### TO BE DONE
Scan the following material for the string "name" and copy each line in which it appears.

### DATASET ENTRIES
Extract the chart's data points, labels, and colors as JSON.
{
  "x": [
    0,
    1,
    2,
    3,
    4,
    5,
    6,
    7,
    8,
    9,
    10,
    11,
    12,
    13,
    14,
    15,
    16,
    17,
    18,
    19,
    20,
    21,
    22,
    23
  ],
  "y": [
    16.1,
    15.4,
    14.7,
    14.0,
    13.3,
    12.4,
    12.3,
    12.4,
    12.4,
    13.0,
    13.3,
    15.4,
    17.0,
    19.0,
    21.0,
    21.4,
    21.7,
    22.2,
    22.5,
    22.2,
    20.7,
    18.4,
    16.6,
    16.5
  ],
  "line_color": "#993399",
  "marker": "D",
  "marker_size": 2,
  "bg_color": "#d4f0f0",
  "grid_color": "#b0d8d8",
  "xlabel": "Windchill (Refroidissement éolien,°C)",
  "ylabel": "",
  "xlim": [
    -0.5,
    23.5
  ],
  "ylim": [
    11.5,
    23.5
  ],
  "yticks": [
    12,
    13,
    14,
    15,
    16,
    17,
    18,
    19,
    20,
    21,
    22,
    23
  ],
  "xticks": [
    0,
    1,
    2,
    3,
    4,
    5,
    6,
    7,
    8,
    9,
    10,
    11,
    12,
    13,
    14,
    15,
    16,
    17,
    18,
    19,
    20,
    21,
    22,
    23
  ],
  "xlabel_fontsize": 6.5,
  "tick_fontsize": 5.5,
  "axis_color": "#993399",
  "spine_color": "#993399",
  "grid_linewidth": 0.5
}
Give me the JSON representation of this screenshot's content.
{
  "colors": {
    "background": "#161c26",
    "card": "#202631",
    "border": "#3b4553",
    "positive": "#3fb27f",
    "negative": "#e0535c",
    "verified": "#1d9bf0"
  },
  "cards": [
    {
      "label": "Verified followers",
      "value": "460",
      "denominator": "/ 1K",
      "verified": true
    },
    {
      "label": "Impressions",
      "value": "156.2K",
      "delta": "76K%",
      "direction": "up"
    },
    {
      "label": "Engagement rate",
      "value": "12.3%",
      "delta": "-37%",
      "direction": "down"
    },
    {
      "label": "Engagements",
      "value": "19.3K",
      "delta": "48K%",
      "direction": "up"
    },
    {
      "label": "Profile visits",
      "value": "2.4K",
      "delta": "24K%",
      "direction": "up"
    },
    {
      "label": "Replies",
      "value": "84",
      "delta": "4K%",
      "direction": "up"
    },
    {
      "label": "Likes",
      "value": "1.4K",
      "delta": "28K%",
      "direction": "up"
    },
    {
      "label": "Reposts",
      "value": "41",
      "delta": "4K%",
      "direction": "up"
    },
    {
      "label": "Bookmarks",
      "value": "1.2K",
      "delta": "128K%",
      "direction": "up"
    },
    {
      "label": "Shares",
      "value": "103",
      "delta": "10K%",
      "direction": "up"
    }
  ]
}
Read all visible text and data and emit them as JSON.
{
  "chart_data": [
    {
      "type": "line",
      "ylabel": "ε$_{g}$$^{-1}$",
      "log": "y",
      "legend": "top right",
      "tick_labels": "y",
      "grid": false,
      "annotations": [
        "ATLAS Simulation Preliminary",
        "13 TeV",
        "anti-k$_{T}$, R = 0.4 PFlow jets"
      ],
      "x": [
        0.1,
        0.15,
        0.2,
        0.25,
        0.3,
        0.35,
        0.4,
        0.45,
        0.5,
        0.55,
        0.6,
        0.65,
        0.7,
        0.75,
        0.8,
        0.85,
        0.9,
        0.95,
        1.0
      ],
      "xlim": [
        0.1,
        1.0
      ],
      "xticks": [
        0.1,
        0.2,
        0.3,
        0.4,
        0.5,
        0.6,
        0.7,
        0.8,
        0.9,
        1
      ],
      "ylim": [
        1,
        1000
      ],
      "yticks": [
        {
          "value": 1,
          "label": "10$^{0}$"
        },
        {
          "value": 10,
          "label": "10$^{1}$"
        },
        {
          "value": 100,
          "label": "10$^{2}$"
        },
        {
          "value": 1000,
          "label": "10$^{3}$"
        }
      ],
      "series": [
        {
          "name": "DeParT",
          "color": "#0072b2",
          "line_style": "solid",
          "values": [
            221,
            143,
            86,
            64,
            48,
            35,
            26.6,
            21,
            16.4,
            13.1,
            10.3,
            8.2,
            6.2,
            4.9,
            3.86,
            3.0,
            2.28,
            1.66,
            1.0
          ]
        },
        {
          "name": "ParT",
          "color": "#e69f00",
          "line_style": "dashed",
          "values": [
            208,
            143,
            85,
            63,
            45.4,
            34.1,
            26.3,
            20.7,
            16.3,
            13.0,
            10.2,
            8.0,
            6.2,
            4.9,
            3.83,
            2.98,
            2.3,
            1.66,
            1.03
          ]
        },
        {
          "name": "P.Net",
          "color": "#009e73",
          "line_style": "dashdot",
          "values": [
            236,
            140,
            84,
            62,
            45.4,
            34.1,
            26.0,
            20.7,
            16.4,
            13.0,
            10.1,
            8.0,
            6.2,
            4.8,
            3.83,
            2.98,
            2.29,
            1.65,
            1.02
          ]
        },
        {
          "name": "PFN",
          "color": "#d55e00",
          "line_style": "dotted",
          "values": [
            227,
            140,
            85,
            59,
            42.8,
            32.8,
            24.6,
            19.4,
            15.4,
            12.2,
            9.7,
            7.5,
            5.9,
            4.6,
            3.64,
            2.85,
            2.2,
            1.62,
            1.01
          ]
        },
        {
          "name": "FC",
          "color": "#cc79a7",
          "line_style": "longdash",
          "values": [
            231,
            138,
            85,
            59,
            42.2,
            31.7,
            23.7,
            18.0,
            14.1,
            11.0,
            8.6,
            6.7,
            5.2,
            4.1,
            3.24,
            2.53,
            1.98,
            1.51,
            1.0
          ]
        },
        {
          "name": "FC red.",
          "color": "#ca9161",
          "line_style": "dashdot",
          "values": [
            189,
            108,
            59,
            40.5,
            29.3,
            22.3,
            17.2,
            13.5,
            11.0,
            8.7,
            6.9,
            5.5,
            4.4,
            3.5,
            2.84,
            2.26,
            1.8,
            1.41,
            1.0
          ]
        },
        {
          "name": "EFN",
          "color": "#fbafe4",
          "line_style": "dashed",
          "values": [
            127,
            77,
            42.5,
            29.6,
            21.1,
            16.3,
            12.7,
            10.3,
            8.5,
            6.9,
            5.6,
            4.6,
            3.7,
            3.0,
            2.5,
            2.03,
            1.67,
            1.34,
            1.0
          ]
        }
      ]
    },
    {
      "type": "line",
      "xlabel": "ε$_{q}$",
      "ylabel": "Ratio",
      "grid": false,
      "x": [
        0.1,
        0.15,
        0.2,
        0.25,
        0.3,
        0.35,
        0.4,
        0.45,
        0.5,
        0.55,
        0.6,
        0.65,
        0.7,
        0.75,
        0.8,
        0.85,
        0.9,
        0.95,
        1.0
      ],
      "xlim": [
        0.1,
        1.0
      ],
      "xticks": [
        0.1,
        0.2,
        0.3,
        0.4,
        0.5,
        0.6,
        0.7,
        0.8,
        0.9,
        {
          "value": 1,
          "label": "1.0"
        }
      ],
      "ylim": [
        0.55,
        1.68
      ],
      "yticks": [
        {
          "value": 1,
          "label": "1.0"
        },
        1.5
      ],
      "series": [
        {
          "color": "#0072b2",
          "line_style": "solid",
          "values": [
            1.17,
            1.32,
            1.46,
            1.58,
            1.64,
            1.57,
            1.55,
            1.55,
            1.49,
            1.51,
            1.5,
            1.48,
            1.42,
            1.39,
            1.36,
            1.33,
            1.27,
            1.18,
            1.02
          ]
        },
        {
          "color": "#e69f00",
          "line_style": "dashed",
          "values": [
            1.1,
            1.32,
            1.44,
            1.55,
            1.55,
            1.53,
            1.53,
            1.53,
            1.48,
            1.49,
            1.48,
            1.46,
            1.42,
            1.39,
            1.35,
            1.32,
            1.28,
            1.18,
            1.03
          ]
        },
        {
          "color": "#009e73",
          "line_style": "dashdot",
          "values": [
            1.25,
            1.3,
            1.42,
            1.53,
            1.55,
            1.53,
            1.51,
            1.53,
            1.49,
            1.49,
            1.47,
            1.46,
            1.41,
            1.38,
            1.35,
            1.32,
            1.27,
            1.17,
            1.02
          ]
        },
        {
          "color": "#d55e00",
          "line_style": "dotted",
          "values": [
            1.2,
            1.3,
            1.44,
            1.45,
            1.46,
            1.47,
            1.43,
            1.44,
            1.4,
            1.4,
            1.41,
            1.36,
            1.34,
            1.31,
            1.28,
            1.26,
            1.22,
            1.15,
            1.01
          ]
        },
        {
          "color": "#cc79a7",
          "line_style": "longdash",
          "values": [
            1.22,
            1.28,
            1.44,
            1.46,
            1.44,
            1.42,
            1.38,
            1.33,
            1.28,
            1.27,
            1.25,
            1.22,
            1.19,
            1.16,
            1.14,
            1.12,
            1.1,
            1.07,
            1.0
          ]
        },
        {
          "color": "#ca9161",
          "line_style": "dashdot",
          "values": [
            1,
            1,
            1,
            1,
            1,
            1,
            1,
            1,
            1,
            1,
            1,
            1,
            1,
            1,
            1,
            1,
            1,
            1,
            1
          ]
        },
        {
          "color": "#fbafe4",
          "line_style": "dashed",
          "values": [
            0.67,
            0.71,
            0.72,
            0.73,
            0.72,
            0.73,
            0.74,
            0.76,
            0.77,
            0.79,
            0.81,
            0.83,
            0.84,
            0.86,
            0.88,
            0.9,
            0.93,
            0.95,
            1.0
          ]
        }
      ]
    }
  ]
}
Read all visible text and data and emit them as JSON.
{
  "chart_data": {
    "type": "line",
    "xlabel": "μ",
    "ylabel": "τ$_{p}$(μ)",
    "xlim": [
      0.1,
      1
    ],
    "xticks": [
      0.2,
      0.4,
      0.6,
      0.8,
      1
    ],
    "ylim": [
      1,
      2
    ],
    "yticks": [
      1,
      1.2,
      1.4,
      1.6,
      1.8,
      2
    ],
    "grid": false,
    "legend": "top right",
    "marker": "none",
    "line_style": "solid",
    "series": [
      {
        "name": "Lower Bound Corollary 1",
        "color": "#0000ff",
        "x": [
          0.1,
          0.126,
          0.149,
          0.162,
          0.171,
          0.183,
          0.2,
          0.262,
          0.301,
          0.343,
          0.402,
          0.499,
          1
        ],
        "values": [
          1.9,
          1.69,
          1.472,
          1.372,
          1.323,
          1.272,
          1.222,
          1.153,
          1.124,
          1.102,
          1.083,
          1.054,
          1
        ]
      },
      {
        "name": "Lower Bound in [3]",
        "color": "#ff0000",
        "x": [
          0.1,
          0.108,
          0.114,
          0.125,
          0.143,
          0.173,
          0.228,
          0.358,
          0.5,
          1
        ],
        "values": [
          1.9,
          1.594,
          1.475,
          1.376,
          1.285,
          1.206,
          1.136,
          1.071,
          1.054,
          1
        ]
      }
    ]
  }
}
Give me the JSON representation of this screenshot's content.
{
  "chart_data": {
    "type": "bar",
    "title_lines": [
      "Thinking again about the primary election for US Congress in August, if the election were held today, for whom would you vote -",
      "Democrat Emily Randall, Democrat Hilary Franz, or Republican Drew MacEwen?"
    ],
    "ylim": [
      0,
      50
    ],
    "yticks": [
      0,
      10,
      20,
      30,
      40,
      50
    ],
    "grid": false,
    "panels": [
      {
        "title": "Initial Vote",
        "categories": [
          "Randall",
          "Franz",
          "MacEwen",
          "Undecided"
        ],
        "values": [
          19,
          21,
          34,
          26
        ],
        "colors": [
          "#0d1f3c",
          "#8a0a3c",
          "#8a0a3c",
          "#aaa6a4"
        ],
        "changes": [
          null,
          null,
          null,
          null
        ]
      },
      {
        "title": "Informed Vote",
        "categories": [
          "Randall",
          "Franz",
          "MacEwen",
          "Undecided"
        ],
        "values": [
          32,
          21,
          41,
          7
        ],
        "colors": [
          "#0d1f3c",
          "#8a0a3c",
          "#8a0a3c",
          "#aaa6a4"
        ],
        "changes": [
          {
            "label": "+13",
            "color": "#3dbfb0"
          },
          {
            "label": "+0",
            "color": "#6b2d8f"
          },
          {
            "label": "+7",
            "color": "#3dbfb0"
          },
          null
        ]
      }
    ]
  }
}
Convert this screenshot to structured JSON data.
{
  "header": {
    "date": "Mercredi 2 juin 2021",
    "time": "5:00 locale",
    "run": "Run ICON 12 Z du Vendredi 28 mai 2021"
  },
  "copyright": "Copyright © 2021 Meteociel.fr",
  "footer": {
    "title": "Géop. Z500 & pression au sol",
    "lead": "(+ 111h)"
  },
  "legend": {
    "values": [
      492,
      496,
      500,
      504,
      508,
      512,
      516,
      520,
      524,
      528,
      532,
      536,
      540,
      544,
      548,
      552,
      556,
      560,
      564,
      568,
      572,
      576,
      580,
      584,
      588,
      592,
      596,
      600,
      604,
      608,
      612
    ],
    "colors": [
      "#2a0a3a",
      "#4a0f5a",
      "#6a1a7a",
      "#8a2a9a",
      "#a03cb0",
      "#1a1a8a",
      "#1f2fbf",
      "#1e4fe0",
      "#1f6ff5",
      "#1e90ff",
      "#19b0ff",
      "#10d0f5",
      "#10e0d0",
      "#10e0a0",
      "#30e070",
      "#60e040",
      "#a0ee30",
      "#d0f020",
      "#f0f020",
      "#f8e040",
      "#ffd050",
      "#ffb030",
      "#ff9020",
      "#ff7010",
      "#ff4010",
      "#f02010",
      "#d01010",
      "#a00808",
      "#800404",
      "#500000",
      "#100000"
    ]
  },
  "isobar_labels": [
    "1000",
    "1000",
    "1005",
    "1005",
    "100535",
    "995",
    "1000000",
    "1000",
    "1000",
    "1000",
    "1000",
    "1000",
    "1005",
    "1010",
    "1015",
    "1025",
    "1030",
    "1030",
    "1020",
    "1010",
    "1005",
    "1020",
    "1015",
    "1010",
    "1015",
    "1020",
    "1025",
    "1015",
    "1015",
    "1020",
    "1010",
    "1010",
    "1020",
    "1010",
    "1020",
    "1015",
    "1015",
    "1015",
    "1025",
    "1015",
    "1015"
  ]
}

### COMPLETE ANSWER
          "name": "DeParT",
          "name": "ParT",
          "name": "P.Net",
          "name": "PFN",
          "name": "FC",
          "name": "FC red.",
          "name": "EFN",
        "name": "Lower Bound Corollary 1",
        "name": "Lower Bound in [3]",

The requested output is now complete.